[Stored items]
+ + + + + + +

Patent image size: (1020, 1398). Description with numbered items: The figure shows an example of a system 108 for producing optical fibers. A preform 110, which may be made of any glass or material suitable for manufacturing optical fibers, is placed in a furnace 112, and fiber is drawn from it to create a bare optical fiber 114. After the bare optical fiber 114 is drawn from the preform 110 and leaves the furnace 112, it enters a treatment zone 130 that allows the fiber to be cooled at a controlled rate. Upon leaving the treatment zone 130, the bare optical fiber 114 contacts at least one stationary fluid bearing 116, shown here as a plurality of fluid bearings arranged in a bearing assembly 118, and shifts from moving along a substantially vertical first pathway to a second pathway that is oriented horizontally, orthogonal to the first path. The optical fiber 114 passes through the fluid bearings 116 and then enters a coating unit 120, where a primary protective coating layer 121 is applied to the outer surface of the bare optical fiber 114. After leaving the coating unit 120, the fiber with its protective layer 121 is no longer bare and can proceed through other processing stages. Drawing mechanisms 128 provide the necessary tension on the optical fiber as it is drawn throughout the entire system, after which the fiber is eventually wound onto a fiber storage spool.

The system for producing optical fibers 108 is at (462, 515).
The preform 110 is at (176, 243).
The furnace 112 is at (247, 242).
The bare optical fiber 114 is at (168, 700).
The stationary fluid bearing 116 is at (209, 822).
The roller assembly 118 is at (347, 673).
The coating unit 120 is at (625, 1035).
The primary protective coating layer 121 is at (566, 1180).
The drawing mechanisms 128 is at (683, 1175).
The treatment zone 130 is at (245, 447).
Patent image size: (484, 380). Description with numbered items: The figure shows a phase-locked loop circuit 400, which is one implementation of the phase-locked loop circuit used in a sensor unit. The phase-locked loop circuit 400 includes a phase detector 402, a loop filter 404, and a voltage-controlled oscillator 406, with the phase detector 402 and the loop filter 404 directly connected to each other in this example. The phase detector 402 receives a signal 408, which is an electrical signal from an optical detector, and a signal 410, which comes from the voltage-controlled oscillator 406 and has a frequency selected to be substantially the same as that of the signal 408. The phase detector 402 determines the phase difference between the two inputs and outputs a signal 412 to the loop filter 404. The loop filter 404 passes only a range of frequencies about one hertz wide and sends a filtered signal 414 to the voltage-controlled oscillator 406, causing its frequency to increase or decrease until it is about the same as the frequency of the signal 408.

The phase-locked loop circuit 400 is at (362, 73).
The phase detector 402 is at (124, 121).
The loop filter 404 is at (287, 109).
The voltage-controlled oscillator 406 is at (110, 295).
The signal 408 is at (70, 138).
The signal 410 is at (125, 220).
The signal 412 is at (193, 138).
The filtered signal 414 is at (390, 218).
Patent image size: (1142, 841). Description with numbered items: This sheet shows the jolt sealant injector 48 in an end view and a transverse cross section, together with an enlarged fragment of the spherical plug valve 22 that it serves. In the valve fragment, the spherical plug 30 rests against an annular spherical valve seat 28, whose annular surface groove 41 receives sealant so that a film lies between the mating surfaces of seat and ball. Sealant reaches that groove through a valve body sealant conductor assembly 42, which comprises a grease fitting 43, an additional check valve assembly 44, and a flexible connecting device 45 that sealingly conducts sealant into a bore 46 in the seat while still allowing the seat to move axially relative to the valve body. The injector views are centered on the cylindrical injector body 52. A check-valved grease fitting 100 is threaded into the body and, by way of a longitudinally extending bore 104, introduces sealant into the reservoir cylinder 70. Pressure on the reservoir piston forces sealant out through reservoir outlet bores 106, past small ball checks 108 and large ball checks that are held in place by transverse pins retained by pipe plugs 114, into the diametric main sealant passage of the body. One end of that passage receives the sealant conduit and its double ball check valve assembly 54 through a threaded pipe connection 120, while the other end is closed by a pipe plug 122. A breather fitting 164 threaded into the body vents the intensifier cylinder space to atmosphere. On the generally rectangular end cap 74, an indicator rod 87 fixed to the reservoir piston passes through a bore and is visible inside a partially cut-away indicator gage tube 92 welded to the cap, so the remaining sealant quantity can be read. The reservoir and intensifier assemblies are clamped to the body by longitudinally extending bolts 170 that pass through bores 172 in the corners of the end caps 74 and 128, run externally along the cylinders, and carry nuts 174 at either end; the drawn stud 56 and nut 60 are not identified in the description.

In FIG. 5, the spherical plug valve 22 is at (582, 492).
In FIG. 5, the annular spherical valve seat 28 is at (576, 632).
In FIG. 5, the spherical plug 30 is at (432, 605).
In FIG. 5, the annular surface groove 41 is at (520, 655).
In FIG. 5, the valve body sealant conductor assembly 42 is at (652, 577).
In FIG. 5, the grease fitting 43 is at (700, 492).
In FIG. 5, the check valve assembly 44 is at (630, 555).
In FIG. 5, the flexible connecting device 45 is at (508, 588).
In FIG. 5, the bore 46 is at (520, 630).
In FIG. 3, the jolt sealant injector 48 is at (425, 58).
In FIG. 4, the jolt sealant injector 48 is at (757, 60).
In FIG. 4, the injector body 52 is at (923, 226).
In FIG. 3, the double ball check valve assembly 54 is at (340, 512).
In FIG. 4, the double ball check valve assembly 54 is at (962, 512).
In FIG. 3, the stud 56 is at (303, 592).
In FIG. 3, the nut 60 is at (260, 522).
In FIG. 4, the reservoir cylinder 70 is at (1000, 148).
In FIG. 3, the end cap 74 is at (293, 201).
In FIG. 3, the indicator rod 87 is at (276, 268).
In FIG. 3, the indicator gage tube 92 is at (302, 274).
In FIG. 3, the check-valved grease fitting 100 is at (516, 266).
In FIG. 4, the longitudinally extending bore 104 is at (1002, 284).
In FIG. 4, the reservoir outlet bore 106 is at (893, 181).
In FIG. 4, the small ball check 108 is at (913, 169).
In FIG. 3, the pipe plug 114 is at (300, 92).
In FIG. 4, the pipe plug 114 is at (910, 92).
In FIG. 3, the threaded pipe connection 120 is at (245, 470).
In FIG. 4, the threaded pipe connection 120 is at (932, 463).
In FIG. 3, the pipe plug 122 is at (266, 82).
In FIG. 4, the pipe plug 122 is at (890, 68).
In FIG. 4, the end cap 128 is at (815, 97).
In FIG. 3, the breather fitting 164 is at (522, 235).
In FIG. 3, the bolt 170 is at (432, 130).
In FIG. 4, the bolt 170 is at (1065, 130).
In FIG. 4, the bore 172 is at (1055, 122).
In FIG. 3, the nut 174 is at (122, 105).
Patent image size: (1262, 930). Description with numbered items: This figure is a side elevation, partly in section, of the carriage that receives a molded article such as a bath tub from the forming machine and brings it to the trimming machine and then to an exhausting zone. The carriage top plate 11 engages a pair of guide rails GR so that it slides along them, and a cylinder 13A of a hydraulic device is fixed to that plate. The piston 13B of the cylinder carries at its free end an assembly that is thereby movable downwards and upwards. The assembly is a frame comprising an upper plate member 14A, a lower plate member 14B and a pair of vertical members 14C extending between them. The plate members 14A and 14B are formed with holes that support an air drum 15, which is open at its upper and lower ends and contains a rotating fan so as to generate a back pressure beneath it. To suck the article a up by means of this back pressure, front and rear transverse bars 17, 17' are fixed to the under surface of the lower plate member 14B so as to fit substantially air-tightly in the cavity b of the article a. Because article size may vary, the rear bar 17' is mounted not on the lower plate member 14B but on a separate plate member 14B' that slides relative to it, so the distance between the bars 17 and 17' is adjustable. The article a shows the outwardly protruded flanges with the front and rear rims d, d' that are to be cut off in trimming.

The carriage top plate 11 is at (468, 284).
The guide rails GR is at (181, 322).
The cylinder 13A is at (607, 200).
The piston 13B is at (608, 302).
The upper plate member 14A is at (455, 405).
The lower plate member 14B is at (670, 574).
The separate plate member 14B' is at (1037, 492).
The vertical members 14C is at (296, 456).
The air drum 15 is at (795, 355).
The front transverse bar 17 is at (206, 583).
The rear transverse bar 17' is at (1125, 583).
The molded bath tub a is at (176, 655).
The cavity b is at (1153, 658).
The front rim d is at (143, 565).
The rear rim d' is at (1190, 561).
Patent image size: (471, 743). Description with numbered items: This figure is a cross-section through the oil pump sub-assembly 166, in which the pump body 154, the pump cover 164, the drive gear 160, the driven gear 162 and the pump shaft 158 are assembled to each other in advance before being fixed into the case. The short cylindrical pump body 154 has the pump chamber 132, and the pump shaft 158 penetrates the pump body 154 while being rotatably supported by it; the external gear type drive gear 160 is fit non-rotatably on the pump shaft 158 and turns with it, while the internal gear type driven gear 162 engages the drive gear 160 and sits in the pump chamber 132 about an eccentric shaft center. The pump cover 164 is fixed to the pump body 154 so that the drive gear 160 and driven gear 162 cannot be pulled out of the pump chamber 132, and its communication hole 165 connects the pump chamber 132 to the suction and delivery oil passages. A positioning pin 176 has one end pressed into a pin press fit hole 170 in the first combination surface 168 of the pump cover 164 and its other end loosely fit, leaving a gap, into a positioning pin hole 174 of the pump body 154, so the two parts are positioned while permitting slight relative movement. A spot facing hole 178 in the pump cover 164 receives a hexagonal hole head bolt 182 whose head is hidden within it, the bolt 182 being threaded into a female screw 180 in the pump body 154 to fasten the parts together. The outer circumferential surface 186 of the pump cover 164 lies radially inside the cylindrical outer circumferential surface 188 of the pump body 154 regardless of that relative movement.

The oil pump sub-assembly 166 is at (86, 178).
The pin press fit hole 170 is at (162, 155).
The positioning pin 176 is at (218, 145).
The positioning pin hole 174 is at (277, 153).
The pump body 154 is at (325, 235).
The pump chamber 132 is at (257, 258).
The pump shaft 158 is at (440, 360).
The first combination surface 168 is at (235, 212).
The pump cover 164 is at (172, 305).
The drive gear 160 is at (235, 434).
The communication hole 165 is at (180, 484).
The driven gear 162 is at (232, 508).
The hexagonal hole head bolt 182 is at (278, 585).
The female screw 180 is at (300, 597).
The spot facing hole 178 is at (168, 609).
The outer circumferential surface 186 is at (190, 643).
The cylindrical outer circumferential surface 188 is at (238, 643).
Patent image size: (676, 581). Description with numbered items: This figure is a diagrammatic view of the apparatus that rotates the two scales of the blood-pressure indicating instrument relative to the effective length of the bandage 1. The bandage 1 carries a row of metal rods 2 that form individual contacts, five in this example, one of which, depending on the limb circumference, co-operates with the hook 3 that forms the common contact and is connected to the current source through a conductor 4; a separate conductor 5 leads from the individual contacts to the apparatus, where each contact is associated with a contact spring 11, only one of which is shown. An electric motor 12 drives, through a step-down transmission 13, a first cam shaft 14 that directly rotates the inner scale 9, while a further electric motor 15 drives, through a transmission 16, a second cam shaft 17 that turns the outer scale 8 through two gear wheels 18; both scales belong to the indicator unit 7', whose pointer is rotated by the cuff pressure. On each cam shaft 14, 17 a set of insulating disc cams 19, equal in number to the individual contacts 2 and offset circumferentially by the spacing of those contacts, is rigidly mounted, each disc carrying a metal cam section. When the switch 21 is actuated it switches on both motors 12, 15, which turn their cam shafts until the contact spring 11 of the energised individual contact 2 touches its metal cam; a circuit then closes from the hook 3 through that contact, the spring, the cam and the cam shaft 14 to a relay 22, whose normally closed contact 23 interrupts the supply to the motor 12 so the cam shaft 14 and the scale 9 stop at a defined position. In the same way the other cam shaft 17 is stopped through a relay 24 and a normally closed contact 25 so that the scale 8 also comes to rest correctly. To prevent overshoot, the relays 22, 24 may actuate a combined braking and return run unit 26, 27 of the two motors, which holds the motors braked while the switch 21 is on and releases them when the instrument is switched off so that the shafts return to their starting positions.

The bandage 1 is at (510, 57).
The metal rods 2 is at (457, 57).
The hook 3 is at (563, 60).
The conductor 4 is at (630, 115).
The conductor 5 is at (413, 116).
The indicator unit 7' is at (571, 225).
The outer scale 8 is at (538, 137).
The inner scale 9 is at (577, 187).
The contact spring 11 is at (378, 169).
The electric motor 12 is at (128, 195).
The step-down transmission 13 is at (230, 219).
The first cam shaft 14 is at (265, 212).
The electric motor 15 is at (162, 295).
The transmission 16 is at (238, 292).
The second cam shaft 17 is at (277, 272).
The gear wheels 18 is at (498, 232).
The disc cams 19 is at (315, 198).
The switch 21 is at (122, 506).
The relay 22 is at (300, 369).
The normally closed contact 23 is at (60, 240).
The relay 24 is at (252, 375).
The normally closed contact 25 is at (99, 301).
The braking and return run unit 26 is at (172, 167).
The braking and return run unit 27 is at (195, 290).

+ + + + + + +

**Your objective**
Repeat everything from the line containing "Patent image size: (484, 380)." down to the line containing "The phase-locked loop circuit 400 is".

**Task output**
Patent image size: (484, 380). Description with numbered items: The figure shows a phase-locked loop circuit 400, which is one implementation of the phase-locked loop circuit used in a sensor unit. The phase-locked loop circuit 400 includes a phase detector 402, a loop filter 404, and a voltage-controlled oscillator 406, with the phase detector 402 and the loop filter 404 directly connected to each other in this example. The phase detector 402 receives a signal 408, which is an electrical signal from an optical detector, and a signal 410, which comes from the voltage-controlled oscillator 406 and has a frequency selected to be substantially the same as that of the signal 408. The phase detector 402 determines the phase difference between the two inputs and outputs a signal 412 to the loop filter 404. The loop filter 404 passes only a range of frequencies about one hertz wide and sends a filtered signal 414 to the voltage-controlled oscillator 406, causing its frequency to increase or decrease until it is about the same as the frequency of the signal 408.

The phase-locked loop circuit 400 is at (362, 73).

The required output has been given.